ExcessiveParameterList

Long parameter lists can indicate that a new object should be created to wrap the numerous parameters. Basically, try to group the parameters together into a set of objects and pass the objects as parameters.

Example

public class Foo {
public void addData(
  int p0, int p1, int p2, int p3, int p4, int p5,
  int p5, int p6, int p7, int p8, int p9, int p10) {
  }
}
}

ExcessiveClassLength

Long Class files are indications that the class may be trying to do too much. Try to break it down, and reduce the size to something manageable.

Example

public class Foo {
  public void bar() {
    // 1000 lines of code
  }
}

CyclomaticComplexity

Complexity is determined by the number of decision points in a method plus one for the method entry. The decision points are ‘if’, ‘while’, ‘for’, and ‘case labels’. Generally, 1-4 is low complexity, 5-7 indicates moderate complexity, 8-10 is high complexity, and 11+ is very high complexity.

» RECORD SET
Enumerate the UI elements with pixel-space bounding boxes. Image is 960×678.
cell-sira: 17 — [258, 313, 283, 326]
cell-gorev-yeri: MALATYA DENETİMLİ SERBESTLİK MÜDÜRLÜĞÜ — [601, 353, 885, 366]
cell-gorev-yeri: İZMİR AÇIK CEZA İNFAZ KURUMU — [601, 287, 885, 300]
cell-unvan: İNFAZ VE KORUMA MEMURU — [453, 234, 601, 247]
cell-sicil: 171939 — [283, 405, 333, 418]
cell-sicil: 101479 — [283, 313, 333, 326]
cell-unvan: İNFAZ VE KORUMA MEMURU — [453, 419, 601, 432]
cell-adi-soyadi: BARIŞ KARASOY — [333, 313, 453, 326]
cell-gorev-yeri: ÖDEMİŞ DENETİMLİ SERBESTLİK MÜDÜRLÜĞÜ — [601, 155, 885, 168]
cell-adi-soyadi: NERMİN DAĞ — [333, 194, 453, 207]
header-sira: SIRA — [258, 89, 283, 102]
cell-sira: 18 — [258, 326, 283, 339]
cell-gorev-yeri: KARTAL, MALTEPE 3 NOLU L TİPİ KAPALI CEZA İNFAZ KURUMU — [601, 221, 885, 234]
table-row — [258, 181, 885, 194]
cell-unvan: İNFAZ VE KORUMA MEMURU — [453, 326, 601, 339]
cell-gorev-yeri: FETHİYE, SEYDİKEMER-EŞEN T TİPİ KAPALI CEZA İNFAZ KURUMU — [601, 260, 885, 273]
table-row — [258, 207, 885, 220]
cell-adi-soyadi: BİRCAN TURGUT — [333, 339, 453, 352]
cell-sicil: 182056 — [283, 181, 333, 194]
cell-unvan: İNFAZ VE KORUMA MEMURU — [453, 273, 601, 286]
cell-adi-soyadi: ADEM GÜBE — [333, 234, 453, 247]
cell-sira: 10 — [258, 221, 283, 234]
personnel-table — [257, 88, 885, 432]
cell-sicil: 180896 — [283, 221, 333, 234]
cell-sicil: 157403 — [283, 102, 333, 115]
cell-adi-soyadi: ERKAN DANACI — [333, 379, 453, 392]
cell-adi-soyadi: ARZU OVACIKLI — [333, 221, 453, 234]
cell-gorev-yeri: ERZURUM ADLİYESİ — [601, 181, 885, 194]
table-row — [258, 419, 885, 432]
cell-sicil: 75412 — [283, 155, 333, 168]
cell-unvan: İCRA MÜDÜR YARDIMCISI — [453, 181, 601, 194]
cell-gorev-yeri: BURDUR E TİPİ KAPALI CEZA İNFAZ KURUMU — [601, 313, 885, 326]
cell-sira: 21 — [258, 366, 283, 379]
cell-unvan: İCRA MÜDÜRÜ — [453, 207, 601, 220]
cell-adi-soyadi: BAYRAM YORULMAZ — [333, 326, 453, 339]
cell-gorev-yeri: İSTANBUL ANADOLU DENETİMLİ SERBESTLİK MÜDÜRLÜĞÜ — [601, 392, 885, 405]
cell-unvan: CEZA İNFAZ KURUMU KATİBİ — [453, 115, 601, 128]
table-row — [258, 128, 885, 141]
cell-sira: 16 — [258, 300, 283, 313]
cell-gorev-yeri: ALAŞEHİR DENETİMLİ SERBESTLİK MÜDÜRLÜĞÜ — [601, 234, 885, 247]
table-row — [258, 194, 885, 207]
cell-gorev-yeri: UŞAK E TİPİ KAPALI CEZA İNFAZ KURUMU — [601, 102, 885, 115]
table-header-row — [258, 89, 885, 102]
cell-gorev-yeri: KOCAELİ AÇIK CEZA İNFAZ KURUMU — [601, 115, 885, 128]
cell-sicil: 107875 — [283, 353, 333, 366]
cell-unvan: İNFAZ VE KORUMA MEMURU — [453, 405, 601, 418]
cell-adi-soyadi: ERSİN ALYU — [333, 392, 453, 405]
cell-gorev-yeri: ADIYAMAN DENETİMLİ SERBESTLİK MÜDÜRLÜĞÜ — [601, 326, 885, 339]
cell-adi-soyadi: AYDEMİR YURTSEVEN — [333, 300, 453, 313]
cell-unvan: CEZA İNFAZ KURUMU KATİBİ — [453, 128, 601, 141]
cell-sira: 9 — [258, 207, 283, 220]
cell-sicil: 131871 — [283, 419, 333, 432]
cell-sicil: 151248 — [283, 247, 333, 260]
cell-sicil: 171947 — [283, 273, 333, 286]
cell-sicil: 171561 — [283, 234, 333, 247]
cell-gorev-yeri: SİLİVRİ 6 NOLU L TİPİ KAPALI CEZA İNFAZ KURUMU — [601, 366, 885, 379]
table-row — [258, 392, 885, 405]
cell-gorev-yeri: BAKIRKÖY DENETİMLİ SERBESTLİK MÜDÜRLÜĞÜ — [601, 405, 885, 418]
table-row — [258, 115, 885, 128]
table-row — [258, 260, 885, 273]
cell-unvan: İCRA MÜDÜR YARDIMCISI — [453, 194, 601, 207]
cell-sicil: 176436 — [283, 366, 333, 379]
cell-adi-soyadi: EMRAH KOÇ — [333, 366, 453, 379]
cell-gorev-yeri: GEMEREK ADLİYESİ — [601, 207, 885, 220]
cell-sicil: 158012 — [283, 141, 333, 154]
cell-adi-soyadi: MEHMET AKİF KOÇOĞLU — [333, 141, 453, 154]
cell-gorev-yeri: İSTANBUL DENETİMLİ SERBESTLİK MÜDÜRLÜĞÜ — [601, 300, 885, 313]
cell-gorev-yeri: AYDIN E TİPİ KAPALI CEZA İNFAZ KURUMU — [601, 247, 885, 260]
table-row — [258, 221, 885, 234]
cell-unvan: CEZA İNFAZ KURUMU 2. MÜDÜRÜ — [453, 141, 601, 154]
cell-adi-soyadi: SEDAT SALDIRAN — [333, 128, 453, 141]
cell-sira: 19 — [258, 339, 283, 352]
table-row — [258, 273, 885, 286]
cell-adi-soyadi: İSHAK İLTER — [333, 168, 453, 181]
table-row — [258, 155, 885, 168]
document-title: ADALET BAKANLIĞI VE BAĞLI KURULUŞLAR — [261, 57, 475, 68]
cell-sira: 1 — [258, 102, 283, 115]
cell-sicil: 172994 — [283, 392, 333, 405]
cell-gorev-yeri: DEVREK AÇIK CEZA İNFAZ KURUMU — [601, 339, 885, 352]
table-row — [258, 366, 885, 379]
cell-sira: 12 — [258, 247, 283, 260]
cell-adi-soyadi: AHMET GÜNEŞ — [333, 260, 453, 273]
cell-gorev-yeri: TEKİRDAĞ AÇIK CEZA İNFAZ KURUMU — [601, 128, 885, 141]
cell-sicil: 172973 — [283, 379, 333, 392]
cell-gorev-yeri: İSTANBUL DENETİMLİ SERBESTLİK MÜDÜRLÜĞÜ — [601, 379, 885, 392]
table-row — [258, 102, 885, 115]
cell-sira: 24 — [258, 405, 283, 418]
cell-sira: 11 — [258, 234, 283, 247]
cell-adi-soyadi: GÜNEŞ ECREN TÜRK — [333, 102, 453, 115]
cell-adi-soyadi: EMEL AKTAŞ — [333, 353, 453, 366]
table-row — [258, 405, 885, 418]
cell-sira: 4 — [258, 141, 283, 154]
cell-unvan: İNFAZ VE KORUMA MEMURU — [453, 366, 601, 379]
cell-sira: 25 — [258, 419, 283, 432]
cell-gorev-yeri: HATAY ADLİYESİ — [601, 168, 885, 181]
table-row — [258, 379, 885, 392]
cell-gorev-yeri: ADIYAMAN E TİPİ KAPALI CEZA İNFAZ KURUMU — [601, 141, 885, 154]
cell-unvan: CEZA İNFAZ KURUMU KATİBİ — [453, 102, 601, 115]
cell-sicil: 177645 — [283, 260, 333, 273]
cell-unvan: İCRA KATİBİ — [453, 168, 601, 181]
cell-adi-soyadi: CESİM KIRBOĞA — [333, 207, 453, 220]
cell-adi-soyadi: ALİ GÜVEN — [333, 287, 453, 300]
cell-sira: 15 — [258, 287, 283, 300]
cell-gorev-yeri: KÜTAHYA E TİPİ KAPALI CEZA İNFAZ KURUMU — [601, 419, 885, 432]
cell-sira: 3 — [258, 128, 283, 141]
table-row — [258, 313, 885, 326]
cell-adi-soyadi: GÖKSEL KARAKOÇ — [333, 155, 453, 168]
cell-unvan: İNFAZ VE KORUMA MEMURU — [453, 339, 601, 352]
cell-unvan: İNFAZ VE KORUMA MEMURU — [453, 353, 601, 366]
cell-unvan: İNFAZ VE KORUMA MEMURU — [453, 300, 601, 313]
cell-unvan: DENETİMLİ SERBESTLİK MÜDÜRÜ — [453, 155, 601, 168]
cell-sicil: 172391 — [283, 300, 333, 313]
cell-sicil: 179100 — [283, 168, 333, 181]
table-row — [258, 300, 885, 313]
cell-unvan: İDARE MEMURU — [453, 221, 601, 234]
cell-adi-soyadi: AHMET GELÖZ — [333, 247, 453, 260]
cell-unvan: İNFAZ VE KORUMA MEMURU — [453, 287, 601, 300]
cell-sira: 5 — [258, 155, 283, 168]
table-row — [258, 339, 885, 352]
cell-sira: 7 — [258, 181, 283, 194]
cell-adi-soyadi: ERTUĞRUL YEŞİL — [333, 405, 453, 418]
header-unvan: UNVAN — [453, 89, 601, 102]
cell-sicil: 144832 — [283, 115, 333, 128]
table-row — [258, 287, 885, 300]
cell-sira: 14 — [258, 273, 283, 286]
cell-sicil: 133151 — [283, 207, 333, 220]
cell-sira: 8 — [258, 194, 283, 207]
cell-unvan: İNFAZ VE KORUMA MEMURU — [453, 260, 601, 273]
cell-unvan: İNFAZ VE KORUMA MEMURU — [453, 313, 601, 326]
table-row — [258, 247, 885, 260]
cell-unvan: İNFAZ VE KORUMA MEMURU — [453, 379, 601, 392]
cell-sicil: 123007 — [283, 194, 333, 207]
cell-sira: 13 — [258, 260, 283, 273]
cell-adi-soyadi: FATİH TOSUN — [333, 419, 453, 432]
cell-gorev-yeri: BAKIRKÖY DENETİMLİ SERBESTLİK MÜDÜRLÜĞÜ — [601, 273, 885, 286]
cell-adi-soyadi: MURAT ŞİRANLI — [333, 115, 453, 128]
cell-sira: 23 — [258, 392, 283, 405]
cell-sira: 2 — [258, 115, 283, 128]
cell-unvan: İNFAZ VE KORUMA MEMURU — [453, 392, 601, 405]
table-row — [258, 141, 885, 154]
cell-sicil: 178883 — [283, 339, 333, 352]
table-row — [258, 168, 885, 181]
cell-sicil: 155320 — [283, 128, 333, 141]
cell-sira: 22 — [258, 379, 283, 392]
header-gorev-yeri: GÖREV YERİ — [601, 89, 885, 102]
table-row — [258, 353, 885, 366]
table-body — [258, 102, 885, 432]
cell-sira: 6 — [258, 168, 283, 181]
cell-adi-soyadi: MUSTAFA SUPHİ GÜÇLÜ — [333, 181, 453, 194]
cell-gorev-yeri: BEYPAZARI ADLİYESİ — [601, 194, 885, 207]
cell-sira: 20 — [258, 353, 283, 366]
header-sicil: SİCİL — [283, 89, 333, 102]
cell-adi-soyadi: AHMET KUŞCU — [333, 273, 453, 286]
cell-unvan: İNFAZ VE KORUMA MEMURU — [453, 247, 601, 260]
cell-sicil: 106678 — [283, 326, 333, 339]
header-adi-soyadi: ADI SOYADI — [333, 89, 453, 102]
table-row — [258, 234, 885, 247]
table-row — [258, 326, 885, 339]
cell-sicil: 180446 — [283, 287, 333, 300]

» WHAT IS BEING ASKED
Copy out the entire passage on ExcessiveParameterList, ExcessiveClassLength, and CyclomaticComplexity word for word, keeping its code samples and line breaks unchanged.

» FINISHED TASK
ExcessiveParameterList

Long parameter lists can indicate that a new object should be created to wrap the numerous parameters. Basically, try to group the parameters together into a set of objects and pass the objects as parameters.

Example

public class Foo {
public void addData(
  int p0, int p1, int p2, int p3, int p4, int p5,
  int p5, int p6, int p7, int p8, int p9, int p10) {
  }
}
}

ExcessiveClassLength

Long Class files are indications that the class may be trying to do too much. Try to break it down, and reduce the size to something manageable.

Example

public class Foo {
  public void bar() {
    // 1000 lines of code
  }
}

CyclomaticComplexity

Complexity is determined by the number of decision points in a method plus one for the method entry. The decision points are ‘if’, ‘while’, ‘for’, and ‘case labels’. Generally, 1-4 is low complexity, 5-7 indicates moderate complexity, 8-10 is high complexity, and 11+ is very high complexity.